• Satır listesi:

--------------------------------

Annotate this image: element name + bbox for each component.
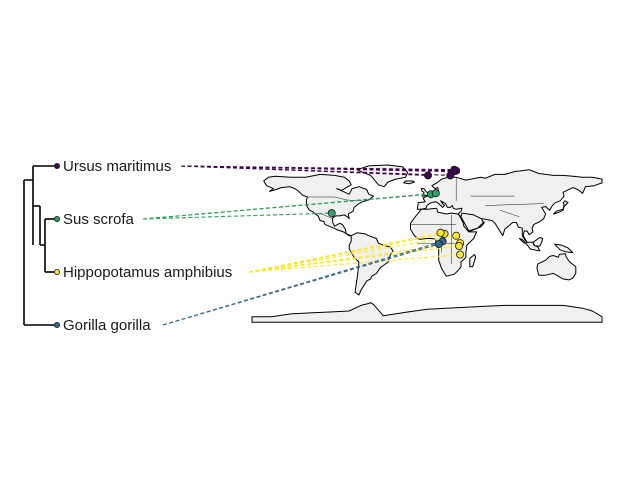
occurrence-point-hippo-2 bbox=[436, 228, 445, 237]
tip-label-gorilla: Gorilla gorilla bbox=[63, 317, 151, 334]
link-sus-1 bbox=[142, 192, 436, 220]
land-madagascar bbox=[469, 254, 477, 268]
occurrence-point-hippo-5 bbox=[456, 250, 465, 259]
occurrence-point-ursus-3 bbox=[446, 171, 455, 180]
land-iceland bbox=[403, 180, 415, 185]
occurrence-point-sus-2 bbox=[327, 209, 336, 218]
link-hippo-4 bbox=[248, 245, 460, 273]
land-north-america bbox=[263, 173, 374, 237]
occurrence-points bbox=[327, 165, 465, 259]
tip-labels: Ursus maritimus Sus scrofa Hippopotamus … bbox=[54, 158, 232, 334]
link-ursus-3 bbox=[180, 165, 451, 176]
tip-occurrence-links bbox=[142, 165, 461, 326]
link-hippo-0 bbox=[248, 235, 457, 273]
land-antarctica bbox=[251, 302, 603, 323]
phylogenetic-tree bbox=[23, 165, 57, 326]
occurrence-point-gorilla-1 bbox=[434, 240, 443, 249]
tree-edge-node-a bbox=[24, 166, 34, 245]
link-sus-2 bbox=[142, 212, 332, 220]
tip-label-sus: Sus scrofa bbox=[63, 211, 135, 228]
world-map bbox=[251, 164, 603, 323]
tip-dot-sus bbox=[54, 215, 61, 222]
link-gorilla-1 bbox=[162, 243, 439, 326]
tree-edge-node-b bbox=[33, 205, 41, 245]
occurrence-point-sus-1 bbox=[431, 189, 440, 198]
tree-edge-node-c bbox=[40, 219, 46, 272]
tip-dot-hippo bbox=[54, 268, 61, 275]
tip-dot-gorilla bbox=[54, 321, 61, 328]
link-hippo-2 bbox=[248, 232, 441, 273]
occurrence-point-ursus-4 bbox=[423, 171, 432, 180]
land-eurasia bbox=[416, 169, 603, 243]
occurrence-point-hippo-0 bbox=[452, 231, 461, 240]
link-hippo-5 bbox=[248, 253, 461, 273]
tip-dot-ursus bbox=[54, 162, 61, 169]
tip-label-hippo: Hippopotamus amphibius bbox=[63, 264, 232, 281]
country-border-8 bbox=[499, 209, 520, 218]
link-gorilla-0 bbox=[162, 240, 443, 326]
land-japan bbox=[552, 200, 569, 215]
link-ursus-2 bbox=[180, 165, 457, 172]
land-australia bbox=[536, 253, 577, 281]
land-arabia bbox=[460, 212, 484, 232]
country-border-1 bbox=[313, 212, 333, 219]
occurrence-point-ursus-2 bbox=[452, 166, 461, 175]
land-borneo bbox=[532, 237, 544, 247]
occurrence-point-hippo-4 bbox=[455, 241, 464, 250]
land-new-guinea bbox=[553, 243, 574, 254]
land-indonesia bbox=[518, 238, 541, 252]
country-border-6 bbox=[485, 203, 544, 206]
tip-label-ursus: Ursus maritimus bbox=[63, 158, 171, 175]
link-ursus-4 bbox=[180, 165, 429, 176]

--------------------------------

• Görev:
Yukarıdaki satırların hepsini olduğu gibi yeniden yaz, ama resimleri cevaba koyma.

• Cevap:
Annotate this image: element name + bbox for each component.
occurrence-point-hippo-2 bbox=[436, 228, 445, 237]
tip-label-gorilla: Gorilla gorilla bbox=[63, 317, 151, 334]
link-sus-1 bbox=[142, 192, 436, 220]
land-madagascar bbox=[469, 254, 477, 268]
occurrence-point-hippo-5 bbox=[456, 250, 465, 259]
occurrence-point-ursus-3 bbox=[446, 171, 455, 180]
land-iceland bbox=[403, 180, 415, 185]
occurrence-point-sus-2 bbox=[327, 209, 336, 218]
link-hippo-4 bbox=[248, 245, 460, 273]
land-north-america bbox=[263, 173, 374, 237]
occurrence-points bbox=[327, 165, 465, 259]
tip-labels: Ursus maritimus Sus scrofa Hippopotamus … bbox=[54, 158, 232, 334]
link-ursus-3 bbox=[180, 165, 451, 176]
tip-occurrence-links bbox=[142, 165, 461, 326]
link-hippo-0 bbox=[248, 235, 457, 273]
land-antarctica bbox=[251, 302, 603, 323]
phylogenetic-tree bbox=[23, 165, 57, 326]
occurrence-point-gorilla-1 bbox=[434, 240, 443, 249]
tree-edge-node-a bbox=[24, 166, 34, 245]
link-sus-2 bbox=[142, 212, 332, 220]
tip-label-sus: Sus scrofa bbox=[63, 211, 135, 228]
world-map bbox=[251, 164, 603, 323]
tip-dot-sus bbox=[54, 215, 61, 222]
link-gorilla-1 bbox=[162, 243, 439, 326]
tree-edge-node-b bbox=[33, 205, 41, 245]
occurrence-point-sus-1 bbox=[431, 189, 440, 198]
tree-edge-node-c bbox=[40, 219, 46, 272]
tip-dot-hippo bbox=[54, 268, 61, 275]
tip-dot-gorilla bbox=[54, 321, 61, 328]
link-hippo-2 bbox=[248, 232, 441, 273]
occurrence-point-ursus-4 bbox=[423, 171, 432, 180]
land-eurasia bbox=[416, 169, 603, 243]
occurrence-point-hippo-0 bbox=[452, 231, 461, 240]
link-hippo-5 bbox=[248, 253, 461, 273]
tip-dot-ursus bbox=[54, 162, 61, 169]
tip-label-hippo: Hippopotamus amphibius bbox=[63, 264, 232, 281]
country-border-8 bbox=[499, 209, 520, 218]
link-gorilla-0 bbox=[162, 240, 443, 326]
land-japan bbox=[552, 200, 569, 215]
link-ursus-2 bbox=[180, 165, 457, 172]
land-australia bbox=[536, 253, 577, 281]
land-arabia bbox=[460, 212, 484, 232]
country-border-1 bbox=[313, 212, 333, 219]
occurrence-point-ursus-2 bbox=[452, 166, 461, 175]
land-borneo bbox=[532, 237, 544, 247]
occurrence-point-hippo-4 bbox=[455, 241, 464, 250]
land-new-guinea bbox=[553, 243, 574, 254]
land-indonesia bbox=[518, 238, 541, 252]
country-border-6 bbox=[485, 203, 544, 206]
tip-label-ursus: Ursus maritimus bbox=[63, 158, 171, 175]
link-ursus-4 bbox=[180, 165, 429, 176]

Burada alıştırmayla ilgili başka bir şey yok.